### What the task requires
Go through the entries below and print each one exactly, leaving out pictures.

• • •

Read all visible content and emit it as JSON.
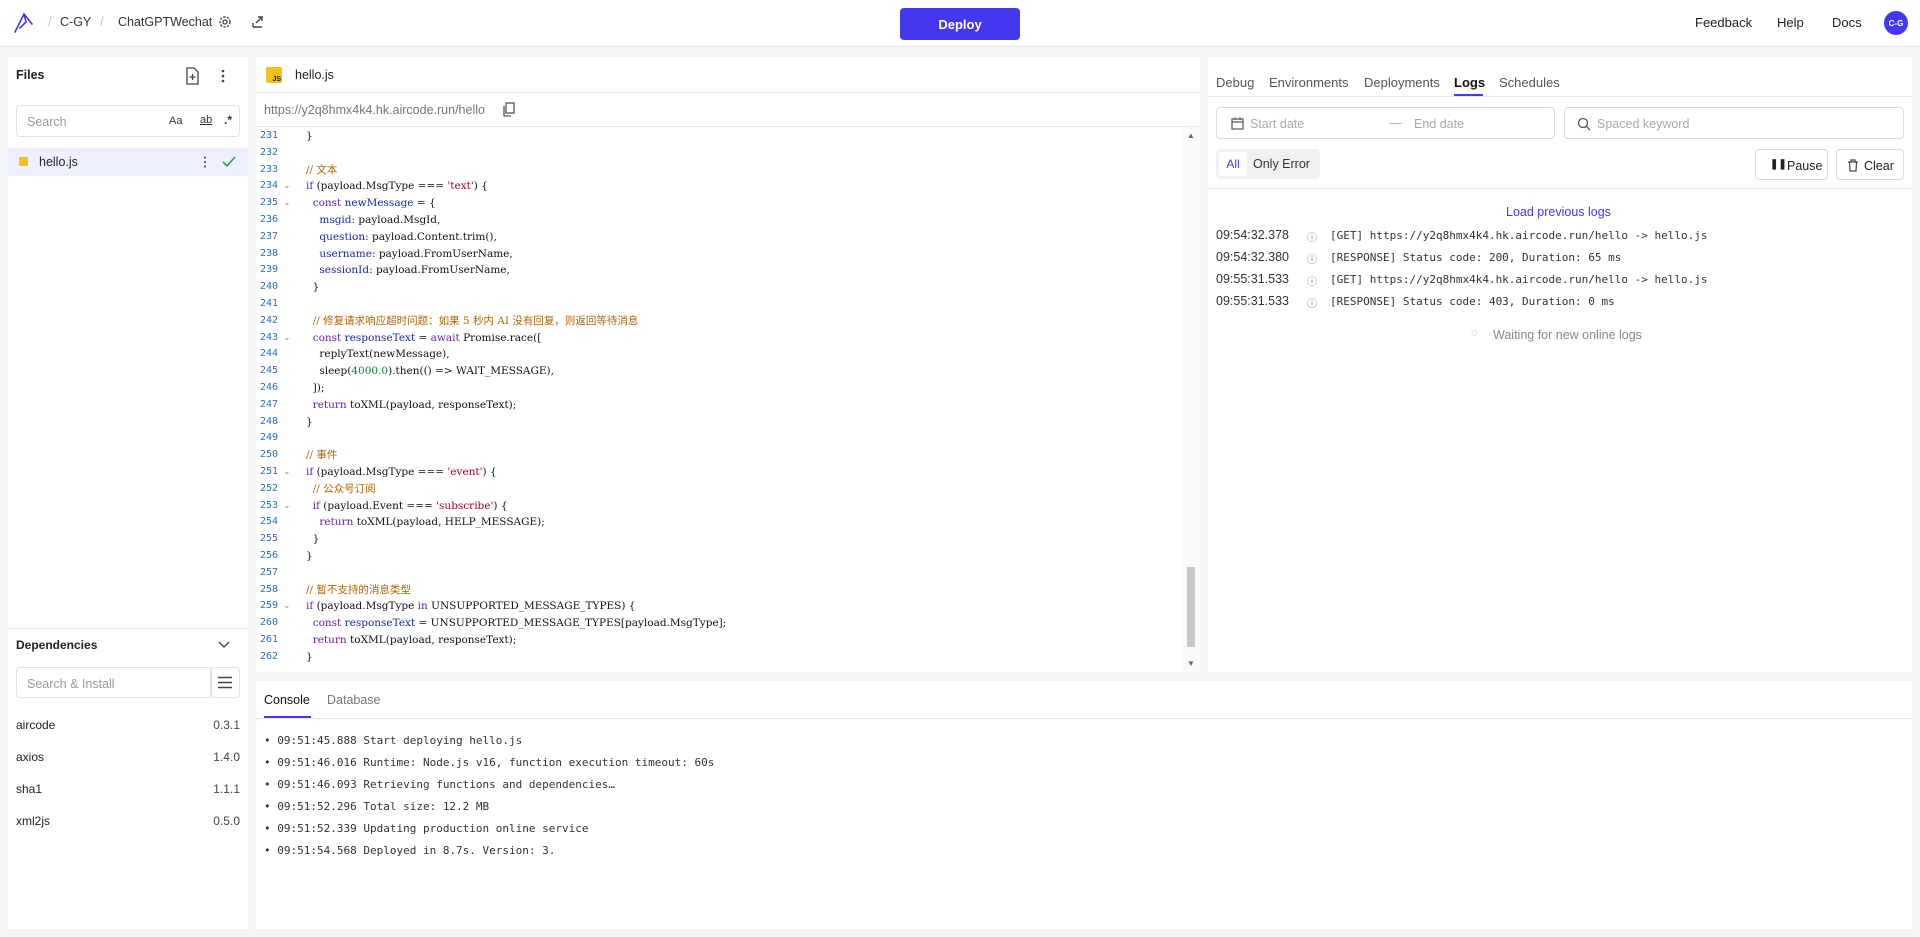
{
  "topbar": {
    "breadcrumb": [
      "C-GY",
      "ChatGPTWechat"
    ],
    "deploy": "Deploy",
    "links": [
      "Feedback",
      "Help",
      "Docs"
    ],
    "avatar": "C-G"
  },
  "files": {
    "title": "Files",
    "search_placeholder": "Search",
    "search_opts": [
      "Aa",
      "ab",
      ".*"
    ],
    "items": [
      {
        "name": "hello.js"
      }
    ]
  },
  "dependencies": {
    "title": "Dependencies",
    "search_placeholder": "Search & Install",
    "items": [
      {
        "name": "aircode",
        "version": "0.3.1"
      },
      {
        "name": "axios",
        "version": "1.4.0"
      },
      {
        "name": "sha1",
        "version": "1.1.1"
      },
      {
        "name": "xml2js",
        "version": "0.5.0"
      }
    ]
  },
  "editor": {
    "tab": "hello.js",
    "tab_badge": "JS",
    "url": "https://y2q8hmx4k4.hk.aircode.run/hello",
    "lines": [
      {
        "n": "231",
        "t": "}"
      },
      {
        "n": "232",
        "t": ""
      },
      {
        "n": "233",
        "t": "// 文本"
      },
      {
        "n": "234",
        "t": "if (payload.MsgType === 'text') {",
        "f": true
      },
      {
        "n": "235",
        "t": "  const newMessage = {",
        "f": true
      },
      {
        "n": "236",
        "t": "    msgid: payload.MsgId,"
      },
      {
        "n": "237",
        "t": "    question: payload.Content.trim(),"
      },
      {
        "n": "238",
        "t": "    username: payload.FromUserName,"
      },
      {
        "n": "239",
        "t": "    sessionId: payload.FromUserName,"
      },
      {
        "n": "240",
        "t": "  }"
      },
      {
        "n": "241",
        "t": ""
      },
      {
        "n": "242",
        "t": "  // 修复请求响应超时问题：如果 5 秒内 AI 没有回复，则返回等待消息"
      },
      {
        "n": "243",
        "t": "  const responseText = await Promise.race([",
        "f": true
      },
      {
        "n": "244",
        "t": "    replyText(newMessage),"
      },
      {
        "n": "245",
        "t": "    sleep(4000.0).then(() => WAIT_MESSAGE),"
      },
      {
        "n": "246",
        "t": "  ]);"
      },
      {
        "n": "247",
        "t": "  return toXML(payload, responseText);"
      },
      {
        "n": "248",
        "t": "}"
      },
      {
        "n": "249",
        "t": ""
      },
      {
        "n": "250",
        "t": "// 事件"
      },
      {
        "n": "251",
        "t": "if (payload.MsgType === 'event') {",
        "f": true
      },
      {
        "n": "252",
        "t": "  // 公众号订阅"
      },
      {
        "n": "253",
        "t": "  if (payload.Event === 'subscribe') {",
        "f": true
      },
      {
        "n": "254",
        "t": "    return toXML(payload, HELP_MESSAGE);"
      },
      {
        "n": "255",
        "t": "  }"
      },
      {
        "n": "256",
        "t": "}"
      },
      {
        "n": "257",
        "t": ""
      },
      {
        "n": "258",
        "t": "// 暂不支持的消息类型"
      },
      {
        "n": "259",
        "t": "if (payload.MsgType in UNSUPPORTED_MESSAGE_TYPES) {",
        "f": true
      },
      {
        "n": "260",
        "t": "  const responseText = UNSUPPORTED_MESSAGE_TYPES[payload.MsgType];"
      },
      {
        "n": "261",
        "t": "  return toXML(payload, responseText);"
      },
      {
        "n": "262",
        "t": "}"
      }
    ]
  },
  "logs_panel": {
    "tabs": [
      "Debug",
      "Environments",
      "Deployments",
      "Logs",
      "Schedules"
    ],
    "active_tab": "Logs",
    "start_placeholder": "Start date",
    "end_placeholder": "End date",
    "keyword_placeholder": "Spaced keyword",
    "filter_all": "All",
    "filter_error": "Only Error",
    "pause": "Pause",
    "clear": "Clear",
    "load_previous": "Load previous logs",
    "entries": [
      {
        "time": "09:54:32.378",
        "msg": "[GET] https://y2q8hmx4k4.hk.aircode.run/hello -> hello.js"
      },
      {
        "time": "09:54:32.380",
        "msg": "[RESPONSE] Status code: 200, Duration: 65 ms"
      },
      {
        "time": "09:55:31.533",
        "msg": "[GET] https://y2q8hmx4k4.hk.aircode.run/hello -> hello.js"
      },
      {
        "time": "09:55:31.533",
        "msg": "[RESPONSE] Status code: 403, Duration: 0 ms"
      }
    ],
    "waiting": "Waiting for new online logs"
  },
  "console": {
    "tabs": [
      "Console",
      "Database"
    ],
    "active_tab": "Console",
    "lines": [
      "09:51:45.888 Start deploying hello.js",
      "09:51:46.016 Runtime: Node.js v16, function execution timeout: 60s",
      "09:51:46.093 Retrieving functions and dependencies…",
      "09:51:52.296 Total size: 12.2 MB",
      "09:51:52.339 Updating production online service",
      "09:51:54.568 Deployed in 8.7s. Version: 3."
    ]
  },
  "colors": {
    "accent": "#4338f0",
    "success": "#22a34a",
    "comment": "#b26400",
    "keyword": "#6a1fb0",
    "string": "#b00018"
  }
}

• • •

### Answer to the task
Read all visible content and emit it as JSON.
{
  "topbar": {
    "breadcrumb": [
      "C-GY",
      "ChatGPTWechat"
    ],
    "deploy": "Deploy",
    "links": [
      "Feedback",
      "Help",
      "Docs"
    ],
    "avatar": "C-G"
  },
  "files": {
    "title": "Files",
    "search_placeholder": "Search",
    "search_opts": [
      "Aa",
      "ab",
      ".*"
    ],
    "items": [
      {
        "name": "hello.js"
      }
    ]
  },
  "dependencies": {
    "title": "Dependencies",
    "search_placeholder": "Search & Install",
    "items": [
      {
        "name": "aircode",
        "version": "0.3.1"
      },
      {
        "name": "axios",
        "version": "1.4.0"
      },
      {
        "name": "sha1",
        "version": "1.1.1"
      },
      {
        "name": "xml2js",
        "version": "0.5.0"
      }
    ]
  },
  "editor": {
    "tab": "hello.js",
    "tab_badge": "JS",
    "url": "https://y2q8hmx4k4.hk.aircode.run/hello",
    "lines": [
      {
        "n": "231",
        "t": "}"
      },
      {
        "n": "232",
        "t": ""
      },
      {
        "n": "233",
        "t": "// 文本"
      },
      {
        "n": "234",
        "t": "if (payload.MsgType === 'text') {",
        "f": true
      },
      {
        "n": "235",
        "t": "  const newMessage = {",
        "f": true
      },
      {
        "n": "236",
        "t": "    msgid: payload.MsgId,"
      },
      {
        "n": "237",
        "t": "    question: payload.Content.trim(),"
      },
      {
        "n": "238",
        "t": "    username: payload.FromUserName,"
      },
      {
        "n": "239",
        "t": "    sessionId: payload.FromUserName,"
      },
      {
        "n": "240",
        "t": "  }"
      },
      {
        "n": "241",
        "t": ""
      },
      {
        "n": "242",
        "t": "  // 修复请求响应超时问题：如果 5 秒内 AI 没有回复，则返回等待消息"
      },
      {
        "n": "243",
        "t": "  const responseText = await Promise.race([",
        "f": true
      },
      {
        "n": "244",
        "t": "    replyText(newMessage),"
      },
      {
        "n": "245",
        "t": "    sleep(4000.0).then(() => WAIT_MESSAGE),"
      },
      {
        "n": "246",
        "t": "  ]);"
      },
      {
        "n": "247",
        "t": "  return toXML(payload, responseText);"
      },
      {
        "n": "248",
        "t": "}"
      },
      {
        "n": "249",
        "t": ""
      },
      {
        "n": "250",
        "t": "// 事件"
      },
      {
        "n": "251",
        "t": "if (payload.MsgType === 'event') {",
        "f": true
      },
      {
        "n": "252",
        "t": "  // 公众号订阅"
      },
      {
        "n": "253",
        "t": "  if (payload.Event === 'subscribe') {",
        "f": true
      },
      {
        "n": "254",
        "t": "    return toXML(payload, HELP_MESSAGE);"
      },
      {
        "n": "255",
        "t": "  }"
      },
      {
        "n": "256",
        "t": "}"
      },
      {
        "n": "257",
        "t": ""
      },
      {
        "n": "258",
        "t": "// 暂不支持的消息类型"
      },
      {
        "n": "259",
        "t": "if (payload.MsgType in UNSUPPORTED_MESSAGE_TYPES) {",
        "f": true
      },
      {
        "n": "260",
        "t": "  const responseText = UNSUPPORTED_MESSAGE_TYPES[payload.MsgType];"
      },
      {
        "n": "261",
        "t": "  return toXML(payload, responseText);"
      },
      {
        "n": "262",
        "t": "}"
      }
    ]
  },
  "logs_panel": {
    "tabs": [
      "Debug",
      "Environments",
      "Deployments",
      "Logs",
      "Schedules"
    ],
    "active_tab": "Logs",
    "start_placeholder": "Start date",
    "end_placeholder": "End date",
    "keyword_placeholder": "Spaced keyword",
    "filter_all": "All",
    "filter_error": "Only Error",
    "pause": "Pause",
    "clear": "Clear",
    "load_previous": "Load previous logs",
    "entries": [
      {
        "time": "09:54:32.378",
        "msg": "[GET] https://y2q8hmx4k4.hk.aircode.run/hello -> hello.js"
      },
      {
        "time": "09:54:32.380",
        "msg": "[RESPONSE] Status code: 200, Duration: 65 ms"
      },
      {
        "time": "09:55:31.533",
        "msg": "[GET] https://y2q8hmx4k4.hk.aircode.run/hello -> hello.js"
      },
      {
        "time": "09:55:31.533",
        "msg": "[RESPONSE] Status code: 403, Duration: 0 ms"
      }
    ],
    "waiting": "Waiting for new online logs"
  },
  "console": {
    "tabs": [
      "Console",
      "Database"
    ],
    "active_tab": "Console",
    "lines": [
      "09:51:45.888 Start deploying hello.js",
      "09:51:46.016 Runtime: Node.js v16, function execution timeout: 60s",
      "09:51:46.093 Retrieving functions and dependencies…",
      "09:51:52.296 Total size: 12.2 MB",
      "09:51:52.339 Updating production online service",
      "09:51:54.568 Deployed in 8.7s. Version: 3."
    ]
  },
  "colors": {
    "accent": "#4338f0",
    "success": "#22a34a",
    "comment": "#b26400",
    "keyword": "#6a1fb0",
    "string": "#b00018"
  }
}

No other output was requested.